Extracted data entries
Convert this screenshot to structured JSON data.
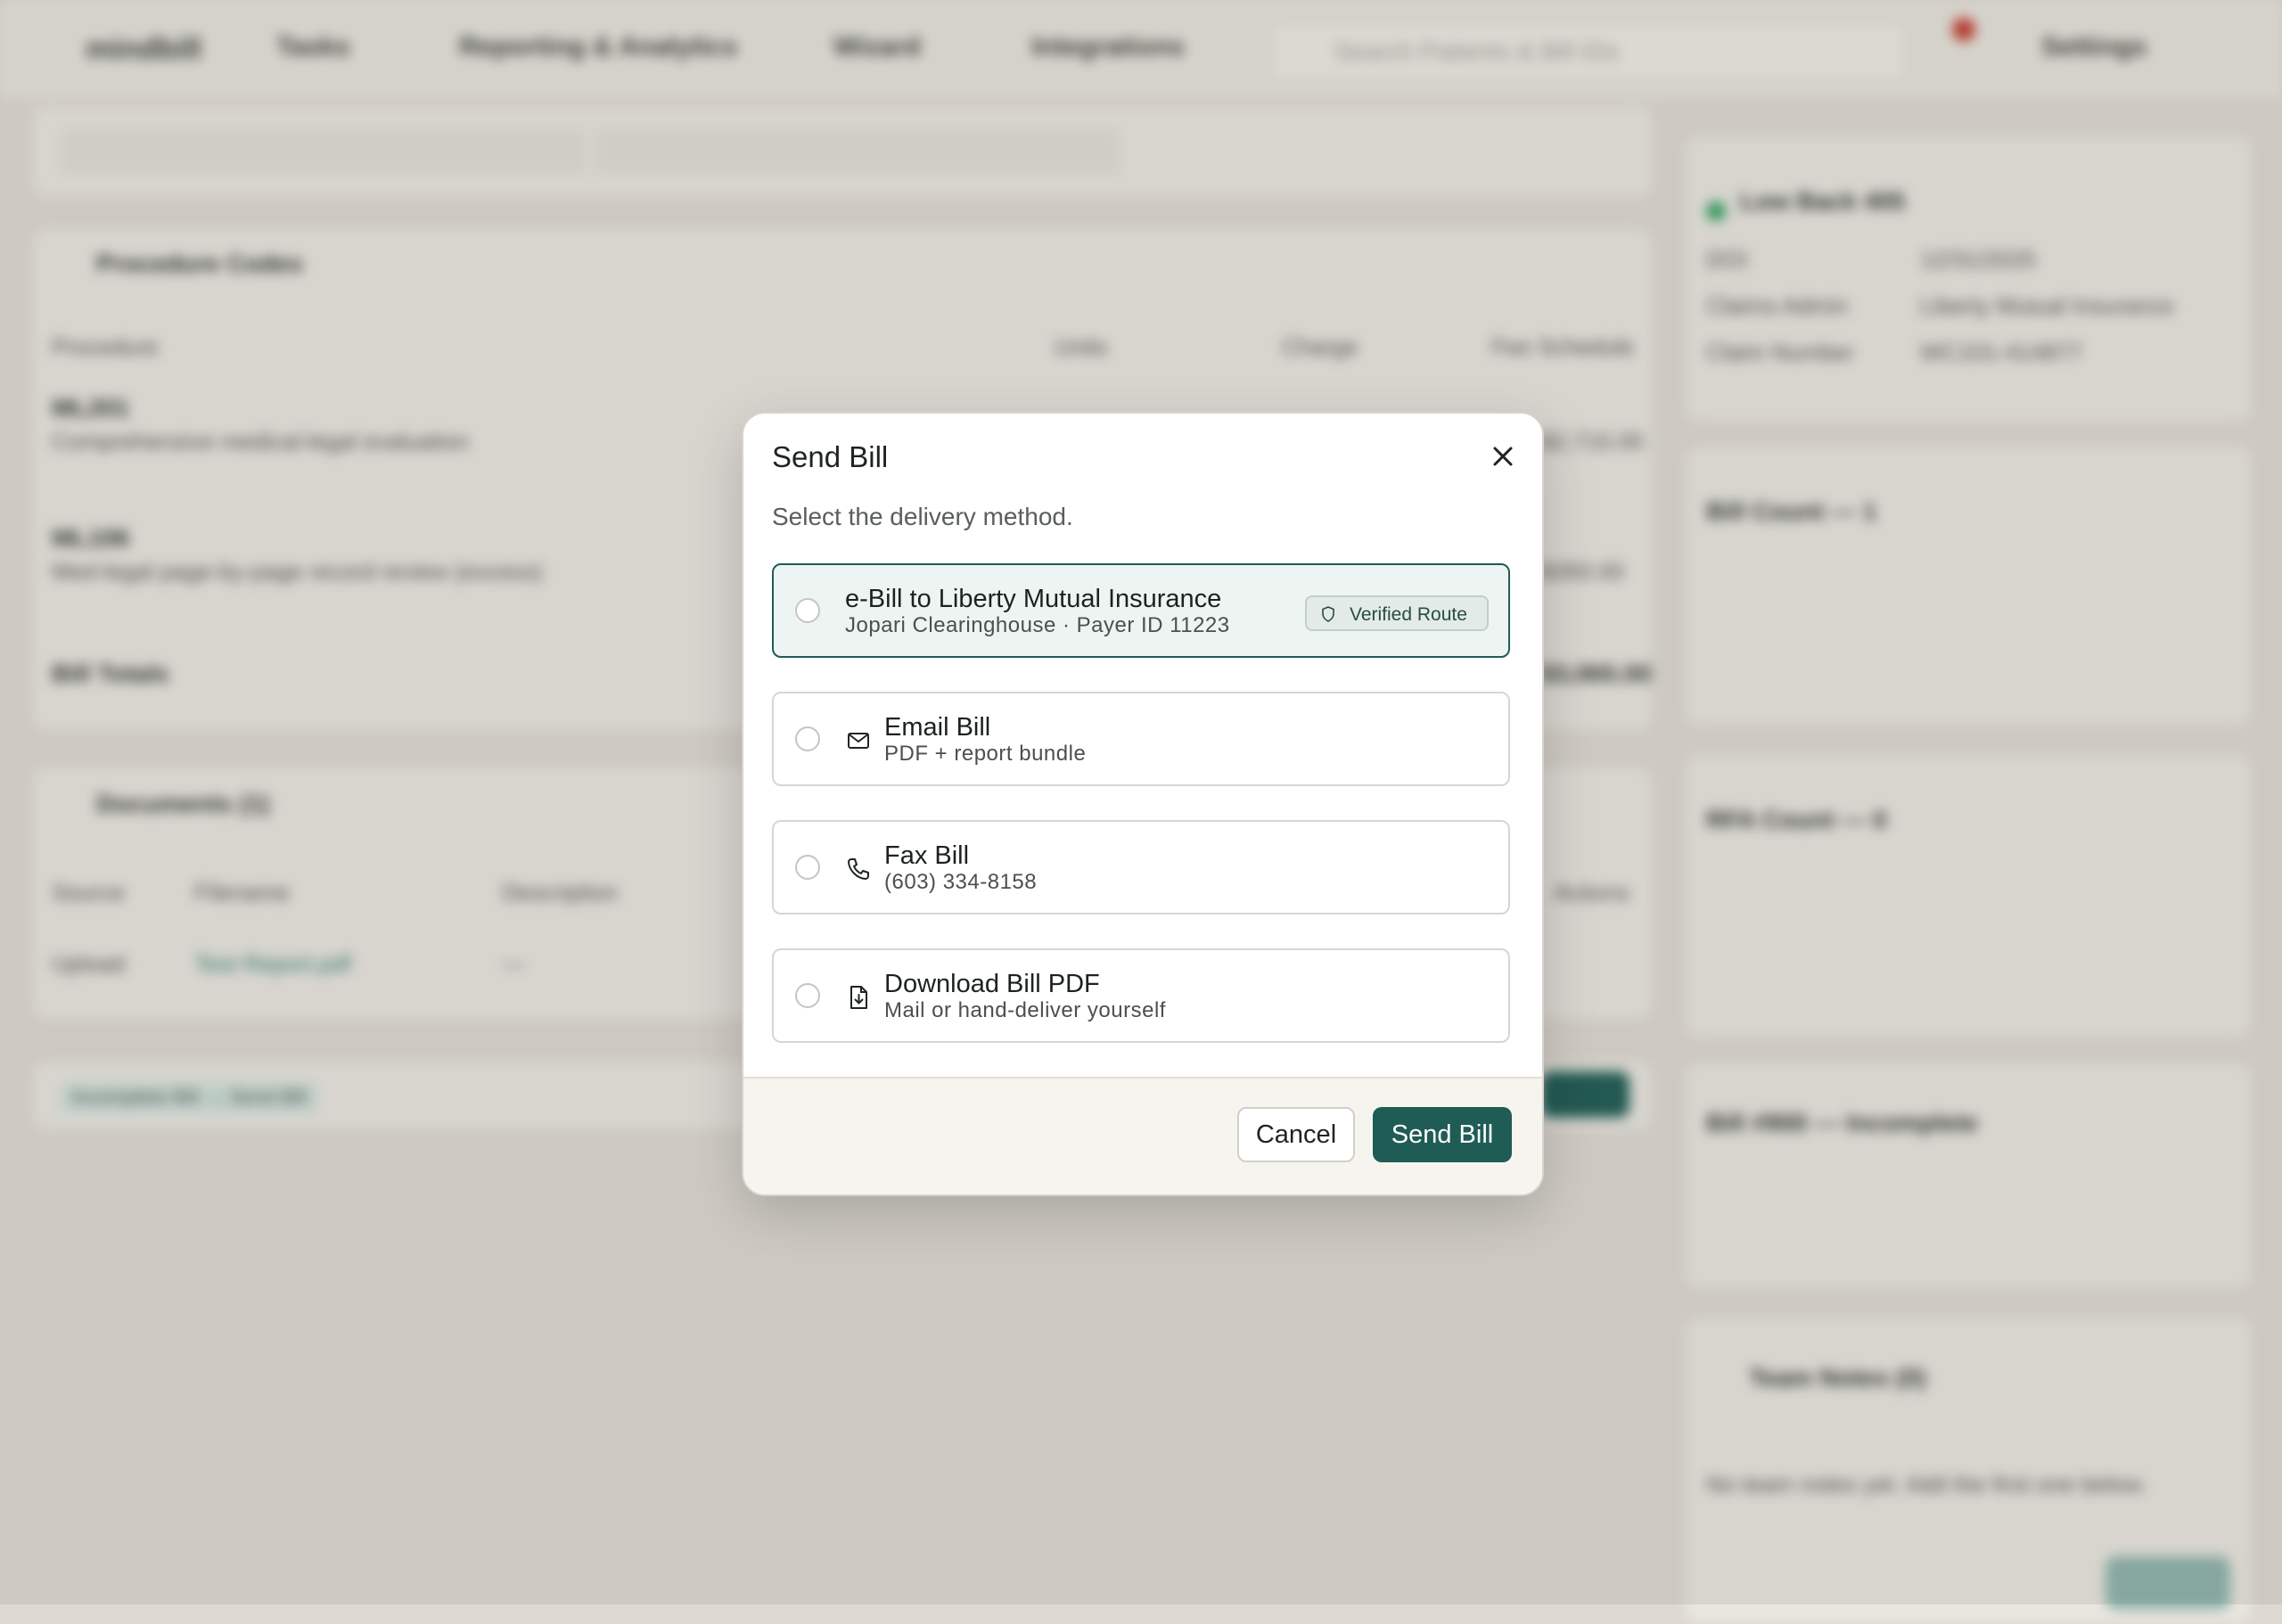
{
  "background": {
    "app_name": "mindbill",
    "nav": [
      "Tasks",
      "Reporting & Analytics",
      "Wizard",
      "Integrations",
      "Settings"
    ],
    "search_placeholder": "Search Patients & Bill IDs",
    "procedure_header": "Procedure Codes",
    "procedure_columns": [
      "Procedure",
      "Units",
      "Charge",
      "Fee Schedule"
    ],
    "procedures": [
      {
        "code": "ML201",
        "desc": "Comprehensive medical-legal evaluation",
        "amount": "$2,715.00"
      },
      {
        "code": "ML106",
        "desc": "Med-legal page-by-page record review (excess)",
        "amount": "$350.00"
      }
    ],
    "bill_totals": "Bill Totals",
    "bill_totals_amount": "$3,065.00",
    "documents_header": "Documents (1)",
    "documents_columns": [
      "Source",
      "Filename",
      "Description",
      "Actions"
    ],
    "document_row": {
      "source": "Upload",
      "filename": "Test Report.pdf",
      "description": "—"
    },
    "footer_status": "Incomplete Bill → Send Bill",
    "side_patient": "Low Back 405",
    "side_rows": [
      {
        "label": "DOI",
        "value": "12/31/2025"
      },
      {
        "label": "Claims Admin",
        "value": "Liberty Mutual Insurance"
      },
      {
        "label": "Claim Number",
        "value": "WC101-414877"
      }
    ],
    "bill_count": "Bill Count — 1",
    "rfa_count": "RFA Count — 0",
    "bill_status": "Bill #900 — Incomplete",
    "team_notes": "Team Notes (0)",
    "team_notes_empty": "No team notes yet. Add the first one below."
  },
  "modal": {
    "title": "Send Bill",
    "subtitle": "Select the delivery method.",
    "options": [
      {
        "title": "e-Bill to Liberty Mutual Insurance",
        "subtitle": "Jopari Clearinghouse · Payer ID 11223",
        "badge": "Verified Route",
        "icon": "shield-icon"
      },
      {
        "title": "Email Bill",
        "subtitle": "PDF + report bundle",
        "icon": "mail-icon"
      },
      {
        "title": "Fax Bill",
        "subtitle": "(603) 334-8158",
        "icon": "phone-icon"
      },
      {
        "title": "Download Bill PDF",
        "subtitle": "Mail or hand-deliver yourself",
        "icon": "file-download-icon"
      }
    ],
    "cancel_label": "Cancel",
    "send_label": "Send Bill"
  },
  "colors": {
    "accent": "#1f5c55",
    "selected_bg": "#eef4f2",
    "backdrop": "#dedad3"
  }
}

● **What is being asked**
Print out every record above exactly as given. Do not include the pictures.

● **Reply**
Convert this screenshot to structured JSON data.
{
  "background": {
    "app_name": "mindbill",
    "nav": [
      "Tasks",
      "Reporting & Analytics",
      "Wizard",
      "Integrations",
      "Settings"
    ],
    "search_placeholder": "Search Patients & Bill IDs",
    "procedure_header": "Procedure Codes",
    "procedure_columns": [
      "Procedure",
      "Units",
      "Charge",
      "Fee Schedule"
    ],
    "procedures": [
      {
        "code": "ML201",
        "desc": "Comprehensive medical-legal evaluation",
        "amount": "$2,715.00"
      },
      {
        "code": "ML106",
        "desc": "Med-legal page-by-page record review (excess)",
        "amount": "$350.00"
      }
    ],
    "bill_totals": "Bill Totals",
    "bill_totals_amount": "$3,065.00",
    "documents_header": "Documents (1)",
    "documents_columns": [
      "Source",
      "Filename",
      "Description",
      "Actions"
    ],
    "document_row": {
      "source": "Upload",
      "filename": "Test Report.pdf",
      "description": "—"
    },
    "footer_status": "Incomplete Bill → Send Bill",
    "side_patient": "Low Back 405",
    "side_rows": [
      {
        "label": "DOI",
        "value": "12/31/2025"
      },
      {
        "label": "Claims Admin",
        "value": "Liberty Mutual Insurance"
      },
      {
        "label": "Claim Number",
        "value": "WC101-414877"
      }
    ],
    "bill_count": "Bill Count — 1",
    "rfa_count": "RFA Count — 0",
    "bill_status": "Bill #900 — Incomplete",
    "team_notes": "Team Notes (0)",
    "team_notes_empty": "No team notes yet. Add the first one below."
  },
  "modal": {
    "title": "Send Bill",
    "subtitle": "Select the delivery method.",
    "options": [
      {
        "title": "e-Bill to Liberty Mutual Insurance",
        "subtitle": "Jopari Clearinghouse · Payer ID 11223",
        "badge": "Verified Route",
        "icon": "shield-icon"
      },
      {
        "title": "Email Bill",
        "subtitle": "PDF + report bundle",
        "icon": "mail-icon"
      },
      {
        "title": "Fax Bill",
        "subtitle": "(603) 334-8158",
        "icon": "phone-icon"
      },
      {
        "title": "Download Bill PDF",
        "subtitle": "Mail or hand-deliver yourself",
        "icon": "file-download-icon"
      }
    ],
    "cancel_label": "Cancel",
    "send_label": "Send Bill"
  },
  "colors": {
    "accent": "#1f5c55",
    "selected_bg": "#eef4f2",
    "backdrop": "#dedad3"
  }
}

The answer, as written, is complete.